Stored data entries:

• • •

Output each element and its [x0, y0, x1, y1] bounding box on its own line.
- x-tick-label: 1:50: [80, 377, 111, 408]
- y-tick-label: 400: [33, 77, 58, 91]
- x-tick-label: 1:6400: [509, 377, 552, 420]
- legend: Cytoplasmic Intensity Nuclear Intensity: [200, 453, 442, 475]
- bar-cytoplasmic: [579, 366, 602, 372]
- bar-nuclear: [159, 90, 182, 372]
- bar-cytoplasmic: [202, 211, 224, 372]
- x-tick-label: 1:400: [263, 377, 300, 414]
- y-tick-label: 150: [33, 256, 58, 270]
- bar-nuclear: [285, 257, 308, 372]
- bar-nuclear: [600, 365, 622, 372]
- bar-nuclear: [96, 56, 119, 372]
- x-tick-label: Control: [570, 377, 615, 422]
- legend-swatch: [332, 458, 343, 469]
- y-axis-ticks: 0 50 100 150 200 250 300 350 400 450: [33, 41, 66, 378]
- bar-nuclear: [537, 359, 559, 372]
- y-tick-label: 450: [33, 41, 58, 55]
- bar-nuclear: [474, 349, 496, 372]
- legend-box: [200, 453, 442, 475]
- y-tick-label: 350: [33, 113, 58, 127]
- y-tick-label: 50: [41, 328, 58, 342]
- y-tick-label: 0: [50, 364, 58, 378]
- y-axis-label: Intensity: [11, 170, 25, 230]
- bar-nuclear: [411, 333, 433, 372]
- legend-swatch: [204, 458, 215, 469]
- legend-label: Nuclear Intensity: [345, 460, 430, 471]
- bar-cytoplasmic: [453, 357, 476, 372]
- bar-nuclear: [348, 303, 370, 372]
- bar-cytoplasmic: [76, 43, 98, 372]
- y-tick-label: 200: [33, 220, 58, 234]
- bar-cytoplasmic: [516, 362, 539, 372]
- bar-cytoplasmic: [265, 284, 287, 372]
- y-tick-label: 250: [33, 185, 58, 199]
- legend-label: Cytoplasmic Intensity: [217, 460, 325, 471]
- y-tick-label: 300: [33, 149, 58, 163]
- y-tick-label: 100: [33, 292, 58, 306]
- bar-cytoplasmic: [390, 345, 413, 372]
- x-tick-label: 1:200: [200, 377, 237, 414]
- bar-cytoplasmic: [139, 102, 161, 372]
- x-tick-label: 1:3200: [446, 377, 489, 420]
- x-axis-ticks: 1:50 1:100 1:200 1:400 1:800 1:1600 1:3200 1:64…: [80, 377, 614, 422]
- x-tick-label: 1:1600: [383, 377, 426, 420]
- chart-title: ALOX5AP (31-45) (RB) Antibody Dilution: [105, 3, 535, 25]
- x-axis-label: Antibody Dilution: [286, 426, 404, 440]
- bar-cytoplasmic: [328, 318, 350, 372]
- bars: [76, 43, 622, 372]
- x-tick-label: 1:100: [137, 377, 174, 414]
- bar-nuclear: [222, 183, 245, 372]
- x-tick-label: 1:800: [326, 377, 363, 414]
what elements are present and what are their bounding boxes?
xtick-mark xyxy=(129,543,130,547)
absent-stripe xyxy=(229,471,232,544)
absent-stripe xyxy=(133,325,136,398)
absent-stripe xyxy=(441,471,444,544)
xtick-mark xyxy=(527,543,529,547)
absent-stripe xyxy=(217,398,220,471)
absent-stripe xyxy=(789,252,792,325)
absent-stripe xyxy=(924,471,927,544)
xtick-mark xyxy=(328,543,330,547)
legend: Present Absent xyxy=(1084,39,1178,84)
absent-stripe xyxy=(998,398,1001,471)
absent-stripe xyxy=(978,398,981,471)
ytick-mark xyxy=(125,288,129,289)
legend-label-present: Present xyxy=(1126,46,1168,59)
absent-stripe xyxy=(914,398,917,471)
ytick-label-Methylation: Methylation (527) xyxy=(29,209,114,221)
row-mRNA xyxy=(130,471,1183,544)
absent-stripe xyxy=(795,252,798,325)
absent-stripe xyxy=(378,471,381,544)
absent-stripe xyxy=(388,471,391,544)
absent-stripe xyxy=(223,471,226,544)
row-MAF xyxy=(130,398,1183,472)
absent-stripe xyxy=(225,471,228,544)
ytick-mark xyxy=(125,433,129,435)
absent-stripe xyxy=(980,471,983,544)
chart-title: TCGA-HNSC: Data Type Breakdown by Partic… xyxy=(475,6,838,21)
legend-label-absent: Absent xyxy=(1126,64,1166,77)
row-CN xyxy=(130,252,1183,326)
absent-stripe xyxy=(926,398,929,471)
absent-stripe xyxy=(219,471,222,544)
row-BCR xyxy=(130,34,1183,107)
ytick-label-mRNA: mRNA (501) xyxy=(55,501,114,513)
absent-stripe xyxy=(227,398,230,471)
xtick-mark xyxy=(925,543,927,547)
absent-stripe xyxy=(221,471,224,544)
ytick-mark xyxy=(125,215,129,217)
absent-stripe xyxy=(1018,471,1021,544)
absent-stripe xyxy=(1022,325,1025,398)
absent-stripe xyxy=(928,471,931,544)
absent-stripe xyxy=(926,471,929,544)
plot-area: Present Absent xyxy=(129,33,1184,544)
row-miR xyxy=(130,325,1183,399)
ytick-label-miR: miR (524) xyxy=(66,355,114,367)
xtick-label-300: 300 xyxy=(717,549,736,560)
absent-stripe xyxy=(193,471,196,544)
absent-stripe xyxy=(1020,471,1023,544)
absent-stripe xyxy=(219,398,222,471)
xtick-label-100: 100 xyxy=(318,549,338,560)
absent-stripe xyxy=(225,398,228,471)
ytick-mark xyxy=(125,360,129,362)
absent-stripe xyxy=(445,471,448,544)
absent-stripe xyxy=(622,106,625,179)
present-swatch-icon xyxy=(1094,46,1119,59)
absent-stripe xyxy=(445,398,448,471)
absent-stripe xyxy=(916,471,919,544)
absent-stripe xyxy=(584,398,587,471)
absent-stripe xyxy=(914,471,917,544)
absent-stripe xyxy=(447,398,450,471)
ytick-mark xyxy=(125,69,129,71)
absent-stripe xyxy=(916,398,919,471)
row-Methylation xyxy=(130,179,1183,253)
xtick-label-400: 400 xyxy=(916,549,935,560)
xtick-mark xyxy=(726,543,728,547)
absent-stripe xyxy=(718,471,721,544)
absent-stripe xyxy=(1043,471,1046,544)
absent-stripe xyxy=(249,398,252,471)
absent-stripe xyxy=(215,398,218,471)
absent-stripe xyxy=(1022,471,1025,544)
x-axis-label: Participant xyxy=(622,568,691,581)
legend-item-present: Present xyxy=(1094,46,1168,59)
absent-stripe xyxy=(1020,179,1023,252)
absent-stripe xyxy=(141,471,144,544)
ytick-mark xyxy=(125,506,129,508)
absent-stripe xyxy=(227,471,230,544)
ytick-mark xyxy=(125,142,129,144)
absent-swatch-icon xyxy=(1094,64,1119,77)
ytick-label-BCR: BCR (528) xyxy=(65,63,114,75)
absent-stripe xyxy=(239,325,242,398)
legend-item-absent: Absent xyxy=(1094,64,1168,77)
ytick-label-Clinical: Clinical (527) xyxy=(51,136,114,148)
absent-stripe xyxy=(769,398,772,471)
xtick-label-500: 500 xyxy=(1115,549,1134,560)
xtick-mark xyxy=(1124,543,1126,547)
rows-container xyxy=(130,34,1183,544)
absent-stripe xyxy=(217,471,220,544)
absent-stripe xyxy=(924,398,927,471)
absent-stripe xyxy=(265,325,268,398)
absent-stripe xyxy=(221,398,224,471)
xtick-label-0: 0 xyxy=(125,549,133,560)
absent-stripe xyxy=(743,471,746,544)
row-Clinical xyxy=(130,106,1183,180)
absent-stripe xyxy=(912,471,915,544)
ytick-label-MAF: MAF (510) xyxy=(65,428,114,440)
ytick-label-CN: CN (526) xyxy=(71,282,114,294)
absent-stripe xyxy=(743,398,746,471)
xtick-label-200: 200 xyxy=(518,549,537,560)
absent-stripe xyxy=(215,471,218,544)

• • •

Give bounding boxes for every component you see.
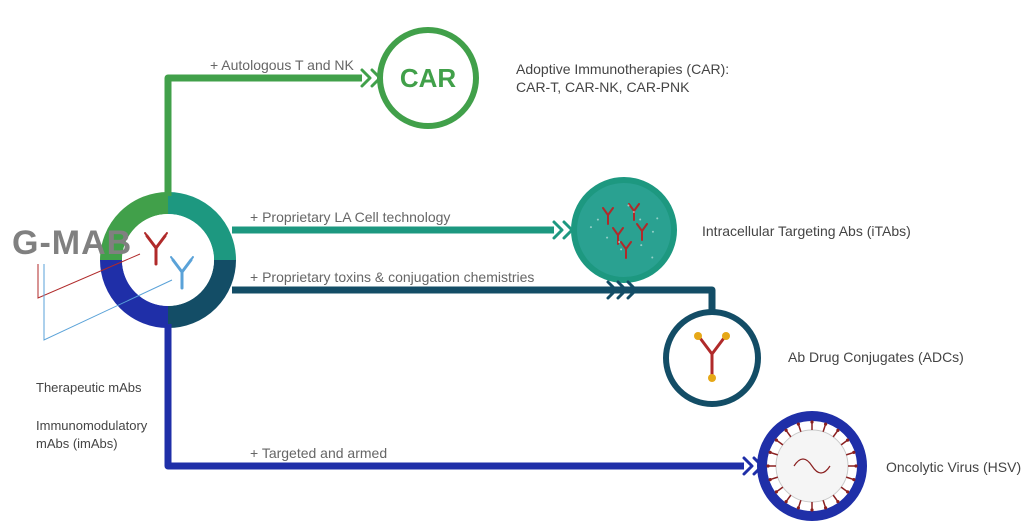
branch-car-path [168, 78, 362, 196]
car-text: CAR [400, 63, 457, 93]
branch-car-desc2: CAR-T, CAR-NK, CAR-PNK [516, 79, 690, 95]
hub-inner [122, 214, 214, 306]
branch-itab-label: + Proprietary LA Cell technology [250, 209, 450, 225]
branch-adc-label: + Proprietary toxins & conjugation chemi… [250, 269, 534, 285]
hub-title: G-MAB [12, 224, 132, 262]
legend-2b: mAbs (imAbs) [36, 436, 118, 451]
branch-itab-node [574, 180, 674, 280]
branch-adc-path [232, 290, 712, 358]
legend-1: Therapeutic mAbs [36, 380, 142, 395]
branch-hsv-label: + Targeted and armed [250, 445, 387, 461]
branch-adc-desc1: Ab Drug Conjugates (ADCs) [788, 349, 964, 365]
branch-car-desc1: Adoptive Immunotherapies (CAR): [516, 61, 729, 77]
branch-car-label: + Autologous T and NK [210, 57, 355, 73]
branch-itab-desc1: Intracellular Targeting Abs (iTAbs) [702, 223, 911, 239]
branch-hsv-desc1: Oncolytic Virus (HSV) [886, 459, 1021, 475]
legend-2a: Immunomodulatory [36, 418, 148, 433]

• • •

Determine how many lines of the data above contain the string "ticks", and answer with the number only.

2